• [問題 1]: ドローンと3Dモデルに関する原文の次の一文を英語に訳してください。「しかし、安全などの観点からドローンの飛行が禁止されている場所もあり、そういった場所では3Dモデルの生成に使用するドローン写真を撮影できません。」
• [問題 2]: ドローンと3Dモデルに関する原文のうち、「Creating aerial imagery」から「ローン写真を撮影できません。」までを、その語句も含めてそのまま書き出してください。

• [原文]:
##########

Creating aerial imagery with a bike helmet camera (GoPro) and OpenDroneMap – Jake Coppinger
https://jakecoppinger.com/2022/12/creating-aerial-imagery-with-a-bike-helmet-camera-and-opendronemap/

ドローンは街路の調査やマッピングに最適であり、ドローンで撮影した画像を処理して3Dモデルを生成するオープンソースソフトウェアのOpenDroneMapを使えば、簡単に街や建物の3Dモデルを作成することができます。しかし、安全などの観点からドローンの飛行が禁止されている場所もあり、そういった場所では3Dモデルの生成に使用するドローン写真を撮影できません。

##########

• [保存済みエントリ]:
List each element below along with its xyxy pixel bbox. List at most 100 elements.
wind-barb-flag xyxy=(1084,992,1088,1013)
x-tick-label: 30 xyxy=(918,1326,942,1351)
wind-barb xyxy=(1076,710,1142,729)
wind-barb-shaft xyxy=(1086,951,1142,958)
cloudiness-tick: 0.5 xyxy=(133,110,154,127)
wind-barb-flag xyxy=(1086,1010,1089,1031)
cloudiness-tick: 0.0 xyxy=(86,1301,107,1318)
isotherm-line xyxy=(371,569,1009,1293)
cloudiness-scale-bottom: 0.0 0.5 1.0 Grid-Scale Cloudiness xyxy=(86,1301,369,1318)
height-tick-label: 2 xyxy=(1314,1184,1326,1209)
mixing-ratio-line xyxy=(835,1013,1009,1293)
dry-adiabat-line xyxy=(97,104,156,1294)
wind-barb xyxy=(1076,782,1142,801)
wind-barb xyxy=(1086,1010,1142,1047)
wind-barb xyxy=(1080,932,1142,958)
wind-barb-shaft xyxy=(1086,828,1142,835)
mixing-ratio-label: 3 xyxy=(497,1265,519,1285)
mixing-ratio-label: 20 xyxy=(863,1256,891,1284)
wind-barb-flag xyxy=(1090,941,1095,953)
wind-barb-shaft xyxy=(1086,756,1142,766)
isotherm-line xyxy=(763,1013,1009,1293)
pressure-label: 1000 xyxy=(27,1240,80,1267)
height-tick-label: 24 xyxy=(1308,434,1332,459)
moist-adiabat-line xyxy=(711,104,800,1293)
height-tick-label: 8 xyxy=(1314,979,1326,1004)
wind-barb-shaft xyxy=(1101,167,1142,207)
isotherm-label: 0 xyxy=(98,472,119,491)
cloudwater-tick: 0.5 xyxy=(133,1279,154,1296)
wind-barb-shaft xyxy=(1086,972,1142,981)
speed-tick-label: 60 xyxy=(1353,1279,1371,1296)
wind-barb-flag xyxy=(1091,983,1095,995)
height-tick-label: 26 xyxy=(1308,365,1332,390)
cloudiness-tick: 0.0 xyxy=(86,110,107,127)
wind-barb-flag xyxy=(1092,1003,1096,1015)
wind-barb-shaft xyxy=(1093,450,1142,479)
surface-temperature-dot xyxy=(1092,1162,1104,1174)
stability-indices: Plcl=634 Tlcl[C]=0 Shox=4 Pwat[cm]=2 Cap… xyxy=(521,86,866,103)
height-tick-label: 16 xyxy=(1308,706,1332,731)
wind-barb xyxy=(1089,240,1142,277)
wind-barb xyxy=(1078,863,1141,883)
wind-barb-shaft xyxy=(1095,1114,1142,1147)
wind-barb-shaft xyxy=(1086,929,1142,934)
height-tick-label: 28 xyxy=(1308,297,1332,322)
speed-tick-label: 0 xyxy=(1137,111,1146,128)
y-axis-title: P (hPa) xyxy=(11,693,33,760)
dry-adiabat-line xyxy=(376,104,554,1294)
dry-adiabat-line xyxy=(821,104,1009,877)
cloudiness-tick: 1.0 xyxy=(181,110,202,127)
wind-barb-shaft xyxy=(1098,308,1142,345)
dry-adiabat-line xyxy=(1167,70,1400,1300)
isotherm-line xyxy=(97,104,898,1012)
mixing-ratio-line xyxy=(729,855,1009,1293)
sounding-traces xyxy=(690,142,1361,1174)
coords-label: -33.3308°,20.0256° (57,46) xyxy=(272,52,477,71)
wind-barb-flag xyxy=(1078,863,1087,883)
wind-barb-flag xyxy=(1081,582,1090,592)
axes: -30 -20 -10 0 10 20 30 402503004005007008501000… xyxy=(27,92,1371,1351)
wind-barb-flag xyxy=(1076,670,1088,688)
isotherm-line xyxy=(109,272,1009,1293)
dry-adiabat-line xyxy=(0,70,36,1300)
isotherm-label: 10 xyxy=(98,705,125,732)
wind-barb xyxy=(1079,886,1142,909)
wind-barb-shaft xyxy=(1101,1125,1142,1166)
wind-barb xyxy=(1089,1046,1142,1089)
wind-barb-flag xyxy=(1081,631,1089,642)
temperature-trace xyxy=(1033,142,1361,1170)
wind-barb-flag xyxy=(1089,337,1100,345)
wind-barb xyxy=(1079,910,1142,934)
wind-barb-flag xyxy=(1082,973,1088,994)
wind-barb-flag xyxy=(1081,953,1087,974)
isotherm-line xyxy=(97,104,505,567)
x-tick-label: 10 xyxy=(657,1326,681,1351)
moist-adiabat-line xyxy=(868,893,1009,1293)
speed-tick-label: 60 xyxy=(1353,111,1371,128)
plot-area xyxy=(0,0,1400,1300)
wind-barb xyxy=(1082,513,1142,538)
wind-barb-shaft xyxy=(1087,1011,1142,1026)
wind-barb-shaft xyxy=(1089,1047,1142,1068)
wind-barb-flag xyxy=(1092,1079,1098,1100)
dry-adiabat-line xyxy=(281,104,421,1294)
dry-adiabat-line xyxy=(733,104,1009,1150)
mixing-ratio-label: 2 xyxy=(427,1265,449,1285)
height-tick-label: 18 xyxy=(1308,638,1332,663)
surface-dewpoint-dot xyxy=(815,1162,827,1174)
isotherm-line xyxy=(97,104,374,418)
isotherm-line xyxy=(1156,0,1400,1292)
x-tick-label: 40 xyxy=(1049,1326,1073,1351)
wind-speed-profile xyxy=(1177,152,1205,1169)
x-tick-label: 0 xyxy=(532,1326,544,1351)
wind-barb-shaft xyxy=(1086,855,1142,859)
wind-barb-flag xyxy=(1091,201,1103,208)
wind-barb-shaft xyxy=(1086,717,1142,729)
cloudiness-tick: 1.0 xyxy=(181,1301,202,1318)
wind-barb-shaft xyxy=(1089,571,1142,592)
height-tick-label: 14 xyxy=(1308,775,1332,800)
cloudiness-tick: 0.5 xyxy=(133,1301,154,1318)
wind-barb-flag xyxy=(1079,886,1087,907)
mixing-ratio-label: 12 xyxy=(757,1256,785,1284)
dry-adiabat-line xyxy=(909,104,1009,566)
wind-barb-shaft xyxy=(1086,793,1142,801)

##########

• [解答例 1]: However, there are places where flying drones is prohibited for reasons such as safety, and in such places it is not possible to take the drone photos used to generate 3D models.

• [解答例 2]:
Creating aerial imagery with a bike helmet camera (GoPro) and OpenDroneMap – Jake Coppinger
https://jakecoppinger.com/2022/12/creating-aerial-imagery-with-a-bike-helmet-camera-and-opendronemap/

ドローンは街路の調査やマッピングに最適であり、ドローンで撮影した画像を処理して3Dモデルを生成するオープンソースソフトウェアのOpenDroneMapを使えば、簡単に街や建物の3Dモデルを作成することができます。しかし、安全などの観点からドローンの飛行が禁止されている場所もあり、そういった場所では3Dモデルの生成に使用するドローン写真を撮影できません。